Return the lines below that carry the word "个图案是由".

Saved entries:
★ ★ ★

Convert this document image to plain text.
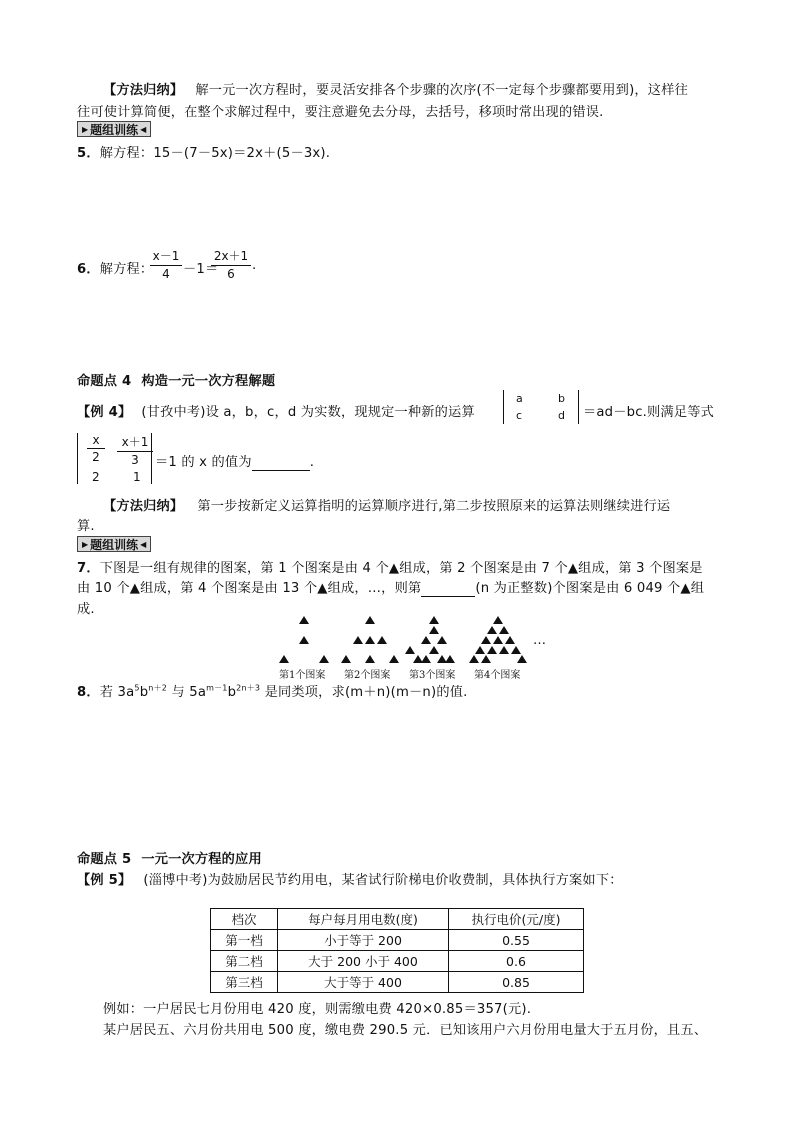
【方法归纳】 解一元一次方程时，要灵活安排各个步骤的次序(不一定每个步骤都要用到)，这样往
往可使计算简便，在整个求解过程中，要注意避免去分母，去括号，移项时常出现的错误.
▶ 题组训练 ◀
5．解方程：15－(7－5x)＝2x＋(5－3x).
6．解方程：
x－1
4 －1＝
2x＋1
6
.
命题点 4 构造一元一次方程解题
【例 4】 (甘孜中考)设 a，b，c，d 为实数，现规定一种新的运算
a	b
c	d ＝ad－bc.则满足等式
x
2
2
x＋1
3
1
＝1 的 x 的值为	.
【方法归纳】 第一步按新定义运算指明的运算顺序进行,第二步按照原来的运算法则继续进行运
算.
▶ 题组训练 ◀
7．下图是一组有规律的图案，第 1 个图案是由 4 个▲组成，第 2 个图案是由 7 个▲组成，第 3 个图案是
由 10 个▲组成，第 4 个图案是由 13 个▲组成，…，则第	(n 为正整数)个图案是由 6 049 个▲组
成.
…
第1个图案 第2个图案 第3个图案 第4个图案
8．若 $3a^5b^{n+2}$ 与 $5a^{m-1}b^{2n+3}$ 是同类项，求(m＋n)(m－n)的值.
命题点 5 一元一次方程的应用
【例 5】 (淄博中考)为鼓励居民节约用电，某省试行阶梯电价收费制，具体执行方案如下：
档次	每户每月用电数(度)	执行电价(元/度)
第一档	小于等于 200	0.55
第二档	大于 200 小于 400	0.6
第三档	大于等于 400	0.85
例如：一户居民七月份用电 420 度，则需缴电费 420×0.85＝357(元).
某户居民五、六月份共用电 500 度，缴电费 290.5 元．已知该用户六月份用电量大于五月份，且五、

★ ★ ★

Written reply »
7．下图是一组有规律的图案，第 1 个图案是由 4 个▲组成，第 2 个图案是由 7 个▲组成，第 3 个图案是
由 10 个▲组成，第 4 个图案是由 13 个▲组成，…，则第	(n 为正整数)个图案是由 6 049 个▲组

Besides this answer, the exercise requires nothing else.